◆ Text block:
LZW compression doesn't seem to work correctly

Question

I am trying to get this code work work properly, but when I try to encode things it doesn't seem to work as it should. I have a text file thats 60bytes. I encode it and the outputted file is 100 bytes. When I decode that file it goes to like 65bytes. It decodes properly but the file size is larger than the original. I tried encode a jpg and the file size did go down, however I couldn't open the file afters. I tried to decode the jpg file and it didn't work, seemed like cmd had frozen. This is the code I was trying to use.

import java.util.*;
import java.io.*;

public class LZW {

// Dictionary 
public static short DSIZE = 256;
public static int DSIZEINT = 256;

/** Compress a string to a list of output symbols. */
public static List<Short> compress(String uncompressed) {
    // Build the dictionary.
    short dictSize = DSIZE;
    Map<String,Short> dictionary = new HashMap<String,Short>();
    for (short i = 0; i < DSIZE; i++)
        dictionary.put("" + (char)i, i);

    String w = "";
    List<Short> result = new ArrayList<Short>();
    for (char c : uncompressed.toCharArray()) {
        String wc = w + c;
        if (dictionary.containsKey(wc))
            w = wc;
        else {
            result.add(dictionary.get(w));
            // Add wc to the dictionary.
            dictionary.put(wc, dictSize++);
            w = "" + c;
        }
    }

    // Output the code for w.
    if (!w.equals(""))
        result.add(dictionary.get(w));
    return result;
}

 /** Compress a string to a list of output symbols, supporting larger filesizes. */
public static List<Integer> compressInt(String uncompressed) {
    // Build the dictionary.
    int dictSize = DSIZEINT;
    Map<String,Integer> dictionary = new HashMap<String,Integer>();
    for (int i = 0; i < DSIZEINT; i++)

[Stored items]
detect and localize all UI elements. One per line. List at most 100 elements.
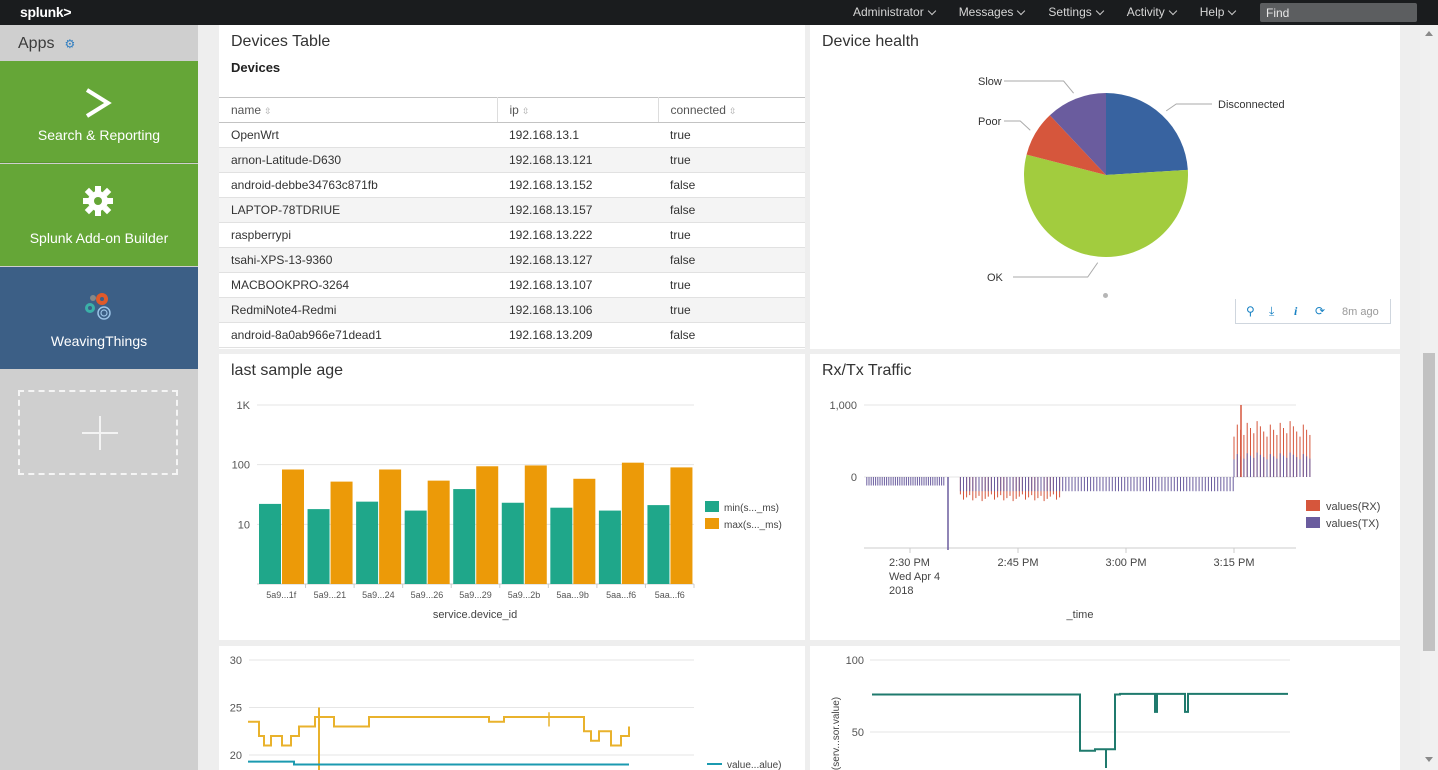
rx-tx-traffic-chart: 1,000 0 2:30 PM Wed Apr 4 2018 2:45 PM 3:00 PM…: [829, 400, 1380, 621]
chevron-down-icon: [927, 6, 936, 15]
y-tick-label: 100: [846, 655, 864, 667]
app-tile-weavingthings[interactable]: WeavingThings: [0, 267, 198, 369]
pie-leader-line: [1165, 103, 1212, 112]
page-scrollbar[interactable]: [1420, 25, 1438, 770]
table-cell-connected: true: [658, 272, 805, 298]
x-tick-label: 5aa...f6: [655, 590, 685, 600]
menu-help[interactable]: Help: [1200, 5, 1237, 19]
sort-icon: ⇳: [521, 106, 530, 116]
table-cell-ip: 192.168.13.157: [497, 197, 658, 223]
x-axis-title: service.device_id: [433, 609, 517, 621]
table-row[interactable]: OpenWrt 192.168.13.1 true: [219, 122, 805, 148]
pie-slice-poor: [1026, 115, 1106, 175]
last-refresh-time: 8m ago: [1342, 306, 1379, 318]
table-cell-name: arnon-Latitude-D630: [219, 147, 497, 173]
resize-handle[interactable]: [1103, 293, 1108, 298]
refresh-icon[interactable]: ⟳: [1315, 304, 1326, 318]
find-input[interactable]: [1260, 3, 1417, 22]
legend-label: values(TX): [1326, 518, 1379, 530]
bar-min: [501, 502, 524, 584]
x-tick-label: 5a9...24: [362, 590, 395, 600]
table-row[interactable]: arnon-Latitude-D630 192.168.13.121 true: [219, 147, 805, 173]
table-header-row: name ⇳ ip ⇳ connected ⇳: [219, 97, 805, 123]
bar-max: [670, 467, 693, 584]
scroll-down-arrow-icon[interactable]: [1425, 757, 1433, 762]
pie-slice-ok: [1024, 154, 1188, 257]
table-cell-connected: true: [658, 297, 805, 323]
app-label: Search & Reporting: [37, 127, 161, 143]
table-row[interactable]: android-debbe34763c871fb 192.168.13.152 fa…: [219, 172, 805, 198]
table-body: OpenWrt 192.168.13.1 true arnon-Latitude-D6…: [219, 122, 805, 348]
gear-icon[interactable]: ⚙: [64, 37, 76, 51]
table-row[interactable]: RedmiNote4-Redmi 192.168.13.106 true: [219, 297, 805, 323]
bar-max: [621, 462, 644, 584]
table-cell-name: android-debbe34763c871fb: [219, 172, 497, 198]
y-tick-label: 1K: [237, 400, 251, 412]
bar-max: [330, 481, 353, 584]
y-tick-label: 20: [230, 750, 242, 762]
legend-swatch: [1306, 517, 1320, 528]
sensor-values-panel: 30 25 20 value...alue): [219, 646, 805, 770]
panel-title: Devices Table: [231, 33, 331, 50]
table-cell-connected: true: [658, 222, 805, 248]
sensor-value-line-chart: 100 50 s(serv...sor.value): [831, 655, 1290, 770]
table-row[interactable]: LAPTOP-78TDRIUE 192.168.13.157 false: [219, 197, 805, 223]
menu-activity[interactable]: Activity: [1127, 5, 1178, 19]
table-cell-ip: 192.168.13.209: [497, 322, 658, 348]
table-row[interactable]: raspberrypi 192.168.13.222 true: [219, 222, 805, 248]
table-cell-ip: 192.168.13.106: [497, 297, 658, 323]
column-header-ip[interactable]: ip ⇳: [497, 97, 659, 123]
table-cell-name: tsahi-XPS-13-9360: [219, 247, 497, 273]
line-series-sensor: [872, 692, 1288, 768]
table-cell-connected: false: [658, 322, 805, 348]
table-cell-connected: false: [658, 197, 805, 223]
legend-label: value...alue): [727, 760, 781, 770]
add-app-button[interactable]: [18, 390, 178, 475]
scroll-up-arrow-icon[interactable]: [1425, 31, 1433, 36]
x-tick-label: 5aa...f6: [606, 590, 636, 600]
bar-min: [259, 503, 281, 584]
column-header-name[interactable]: name ⇳: [219, 97, 498, 123]
pie-label: OK: [987, 272, 1004, 284]
download-icon[interactable]: ⤓: [1269, 304, 1275, 318]
line-series-yellow: [248, 716, 630, 747]
bar-min: [647, 505, 670, 584]
table-cell-name: RedmiNote4-Redmi: [219, 297, 497, 323]
legend-label: max(s..._ms): [724, 520, 782, 531]
menu-settings[interactable]: Settings: [1048, 5, 1104, 19]
table-cell-ip: 192.168.13.1: [497, 122, 658, 148]
table-cell-ip: 192.168.13.127: [497, 247, 658, 273]
weaving-gears-icon: [85, 293, 111, 320]
pie-label: Slow: [978, 76, 1002, 88]
app-tile-addon-builder[interactable]: Splunk Add-on Builder: [0, 164, 198, 266]
menu-administrator[interactable]: Administrator: [853, 5, 936, 19]
gear-icon: [83, 186, 113, 216]
table-row[interactable]: android-8a0ab966e71dead1 192.168.13.209 fa…: [219, 322, 805, 348]
table-cell-connected: false: [658, 247, 805, 273]
x-tick-label: 3:15 PM: [1214, 557, 1255, 569]
column-header-connected[interactable]: connected ⇳: [658, 97, 805, 123]
scrollbar-thumb[interactable]: [1423, 353, 1435, 651]
sensor-value-panel: 100 50 s(serv...sor.value): [810, 646, 1400, 770]
info-icon[interactable]: i: [1294, 304, 1298, 318]
devices-table-panel: Devices Table Devices name ⇳ ip ⇳ connecte…: [219, 25, 805, 349]
device-health-panel: Device health Disconnected OK Poor Slow ⚲ ⤓…: [810, 25, 1400, 349]
splunk-logo[interactable]: splunk>: [20, 4, 72, 20]
search-icon[interactable]: ⚲: [1246, 304, 1255, 318]
app-tile-search-reporting[interactable]: Search & Reporting: [0, 61, 198, 163]
table-cell-connected: true: [658, 122, 805, 148]
table-row[interactable]: MACBOOKPRO-3264 192.168.13.107 true: [219, 272, 805, 298]
apps-sidebar: Apps ⚙ Search & Reporting Splunk Add-on …: [0, 25, 198, 770]
column-label: ip: [509, 103, 519, 117]
bar-max: [282, 469, 304, 584]
bar-max: [573, 478, 596, 584]
pie-leader-line: [1013, 262, 1099, 278]
y-tick-label: 1,000: [829, 400, 857, 412]
table-row[interactable]: tsahi-XPS-13-9360 192.168.13.127 false: [219, 247, 805, 273]
menu-messages[interactable]: Messages: [959, 5, 1026, 19]
chevron-down-icon: [1095, 6, 1104, 15]
chevron-down-icon: [1168, 6, 1178, 15]
y-tick-label: 10: [238, 519, 250, 531]
x-tick-label: 5a9...29: [459, 590, 492, 600]
panel-toolbar: ⚲ ⤓ i ⟳ 8m ago: [1235, 299, 1391, 324]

◆ Tasks for this exercise:
1. Return the stretch of the LZW thread from "LZW compression doesn't" through "trying to use.", copied word for word.
2. Write the next part of the LZW thread, starting right after its last line.

◆ Results in order:
1.
LZW compression doesn't seem to work correctly

Question

I am trying to get this code work work properly, but when I try to encode things it doesn't seem to work as it should. I have a text file thats 60bytes. I encode it and the outputted file is 100 bytes. When I decode that file it goes to like 65bytes. It decodes properly but the file size is larger than the original. I tried encode a jpg and the file size did go down, however I couldn't open the file afters. I tried to decode the jpg file and it didn't work, seemed like cmd had frozen. This is the code I was trying to use.

2.
        dictionary.put("" + (char)i, i);

    String w = "";
    List<Integer> result = new ArrayList<Integer>();
    for (char c : uncompressed.toCharArray()) {
        String wc = w + c;
        if (dictionary.containsKey(wc))
            w = wc;
        else {
            result.add(dictionary.get(w));
            // Add wc to the dictionary.
            dictionary.put(wc, dictSize++);
            w = "" + c;
        }
    }

    // Output the code for w.
    if (!w.equals(""))
        result.add(dictionary.get(w));
    return result;
}

/** Decompress a list of output ks to a string. */
public static String decompress(List<Short> compressed) {
    // Build the dictionary.
    short dictSize = DSIZE;
    Map<Short,String> dictionary = new HashMap<Short,String>();
    for (short i = 0; i < DSIZE; i++)
        dictionary.put(i, "" + (char)i);

    String w = "" + (char)(short)compressed.remove(0);
    String result = w;
    for (short k : compressed) {
        String entry;
        if (dictionary.containsKey(k))
            entry = dictionary.get(k);
        else if (k == dictSize)
            entry = w + w.charAt(0);
        else
            throw new IllegalArgumentException("Bad compressed k: " + k);

        result += entry;

        // Add w+entry[0] to the dictionary.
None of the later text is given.